→ **THE TASK**
Copy out exactly every line from the line containing "Give me the" until the records below end, inclusive of both boundary lines.

→ **LISTED ENTRIES**
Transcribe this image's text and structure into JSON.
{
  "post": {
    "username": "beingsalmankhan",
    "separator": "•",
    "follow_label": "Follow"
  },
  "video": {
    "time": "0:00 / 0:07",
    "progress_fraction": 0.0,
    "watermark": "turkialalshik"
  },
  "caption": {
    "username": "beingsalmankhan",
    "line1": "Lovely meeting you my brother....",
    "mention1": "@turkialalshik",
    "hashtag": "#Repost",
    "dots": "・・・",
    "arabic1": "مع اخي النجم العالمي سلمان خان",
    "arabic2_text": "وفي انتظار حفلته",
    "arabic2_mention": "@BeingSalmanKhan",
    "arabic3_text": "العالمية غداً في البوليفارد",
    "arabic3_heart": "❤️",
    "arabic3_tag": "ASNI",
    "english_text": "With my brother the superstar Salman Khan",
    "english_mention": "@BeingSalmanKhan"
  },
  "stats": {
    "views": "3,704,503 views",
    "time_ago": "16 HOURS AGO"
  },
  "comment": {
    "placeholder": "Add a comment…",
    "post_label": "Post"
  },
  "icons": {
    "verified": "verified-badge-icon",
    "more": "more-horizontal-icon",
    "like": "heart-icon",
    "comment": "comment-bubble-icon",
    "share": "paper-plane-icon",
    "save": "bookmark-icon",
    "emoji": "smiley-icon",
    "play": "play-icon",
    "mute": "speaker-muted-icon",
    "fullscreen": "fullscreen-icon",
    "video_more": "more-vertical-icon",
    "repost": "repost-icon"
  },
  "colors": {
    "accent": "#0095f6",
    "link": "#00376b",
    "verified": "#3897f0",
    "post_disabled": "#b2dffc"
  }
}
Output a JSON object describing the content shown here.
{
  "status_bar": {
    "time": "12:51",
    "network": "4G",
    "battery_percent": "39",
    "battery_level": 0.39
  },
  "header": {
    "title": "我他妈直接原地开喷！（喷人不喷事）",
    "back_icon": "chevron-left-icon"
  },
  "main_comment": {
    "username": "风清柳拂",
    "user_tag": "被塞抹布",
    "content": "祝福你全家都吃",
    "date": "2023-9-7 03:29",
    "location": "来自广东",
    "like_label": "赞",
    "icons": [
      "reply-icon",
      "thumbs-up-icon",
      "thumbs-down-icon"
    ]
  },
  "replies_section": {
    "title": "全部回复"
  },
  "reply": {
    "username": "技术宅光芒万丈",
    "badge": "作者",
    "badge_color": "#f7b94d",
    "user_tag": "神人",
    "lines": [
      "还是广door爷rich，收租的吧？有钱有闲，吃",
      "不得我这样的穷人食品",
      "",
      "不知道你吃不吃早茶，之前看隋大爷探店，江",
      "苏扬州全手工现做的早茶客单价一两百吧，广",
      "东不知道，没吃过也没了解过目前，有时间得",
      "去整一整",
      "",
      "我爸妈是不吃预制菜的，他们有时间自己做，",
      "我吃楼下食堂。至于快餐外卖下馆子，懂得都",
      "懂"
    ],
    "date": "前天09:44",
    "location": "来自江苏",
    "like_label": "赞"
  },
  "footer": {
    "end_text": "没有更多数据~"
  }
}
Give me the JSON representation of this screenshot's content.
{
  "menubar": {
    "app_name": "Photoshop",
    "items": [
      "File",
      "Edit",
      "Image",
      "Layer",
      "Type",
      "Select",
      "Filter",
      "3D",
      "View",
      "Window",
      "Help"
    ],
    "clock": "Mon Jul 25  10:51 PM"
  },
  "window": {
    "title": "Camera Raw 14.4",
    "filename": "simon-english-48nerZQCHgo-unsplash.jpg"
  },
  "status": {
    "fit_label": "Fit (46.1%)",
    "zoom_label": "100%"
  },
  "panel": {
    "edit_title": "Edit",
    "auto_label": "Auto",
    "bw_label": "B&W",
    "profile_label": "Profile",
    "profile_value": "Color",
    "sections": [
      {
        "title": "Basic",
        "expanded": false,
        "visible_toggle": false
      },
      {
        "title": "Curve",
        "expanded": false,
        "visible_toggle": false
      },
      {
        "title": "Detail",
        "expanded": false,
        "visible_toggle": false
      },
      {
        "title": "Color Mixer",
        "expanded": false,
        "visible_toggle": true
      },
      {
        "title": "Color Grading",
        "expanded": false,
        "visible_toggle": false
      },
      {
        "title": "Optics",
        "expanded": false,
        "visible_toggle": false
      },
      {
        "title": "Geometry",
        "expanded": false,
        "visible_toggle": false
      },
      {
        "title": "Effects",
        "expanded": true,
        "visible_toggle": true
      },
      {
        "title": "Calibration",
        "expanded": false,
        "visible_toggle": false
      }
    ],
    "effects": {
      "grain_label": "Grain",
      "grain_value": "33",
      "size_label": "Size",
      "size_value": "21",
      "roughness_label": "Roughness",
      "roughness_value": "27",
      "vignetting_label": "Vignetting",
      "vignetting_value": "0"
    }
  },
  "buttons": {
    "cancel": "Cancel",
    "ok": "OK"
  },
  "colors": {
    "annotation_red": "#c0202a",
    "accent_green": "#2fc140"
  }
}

→ **COMPLETED EXERCISE**
Give me the JSON representation of this screenshot's content.
{
  "menubar": {
    "app_name": "Photoshop",
    "items": [
      "File",
      "Edit",
      "Image",
      "Layer",
      "Type",
      "Select",
      "Filter",
      "3D",
      "View",
      "Window",
      "Help"
    ],
    "clock": "Mon Jul 25  10:51 PM"
  },
  "window": {
    "title": "Camera Raw 14.4",
    "filename": "simon-english-48nerZQCHgo-unsplash.jpg"
  },
  "status": {
    "fit_label": "Fit (46.1%)",
    "zoom_label": "100%"
  },
  "panel": {
    "edit_title": "Edit",
    "auto_label": "Auto",
    "bw_label": "B&W",
    "profile_label": "Profile",
    "profile_value": "Color",
    "sections": [
      {
        "title": "Basic",
        "expanded": false,
        "visible_toggle": false
      },
      {
        "title": "Curve",
        "expanded": false,
        "visible_toggle": false
      },
      {
        "title": "Detail",
        "expanded": false,
        "visible_toggle": false
      },
      {
        "title": "Color Mixer",
        "expanded": false,
        "visible_toggle": true
      },
      {
        "title": "Color Grading",
        "expanded": false,
        "visible_toggle": false
      },
      {
        "title": "Optics",
        "expanded": false,
        "visible_toggle": false
      },
      {
        "title": "Geometry",
        "expanded": false,
        "visible_toggle": false
      },
      {
        "title": "Effects",
        "expanded": true,
        "visible_toggle": true
      },
      {
        "title": "Calibration",
        "expanded": false,
        "visible_toggle": false
      }
    ],
    "effects": {
      "grain_label": "Grain",
      "grain_value": "33",
      "size_label": "Size",
      "size_value": "21",
      "roughness_label": "Roughness",
      "roughness_value": "27",
      "vignetting_label": "Vignetting",
      "vignetting_value": "0"
    }
  },
  "buttons": {
    "cancel": "Cancel",
    "ok": "OK"
  },
  "colors": {
    "annotation_red": "#c0202a",
    "accent_green": "#2fc140"
  }
}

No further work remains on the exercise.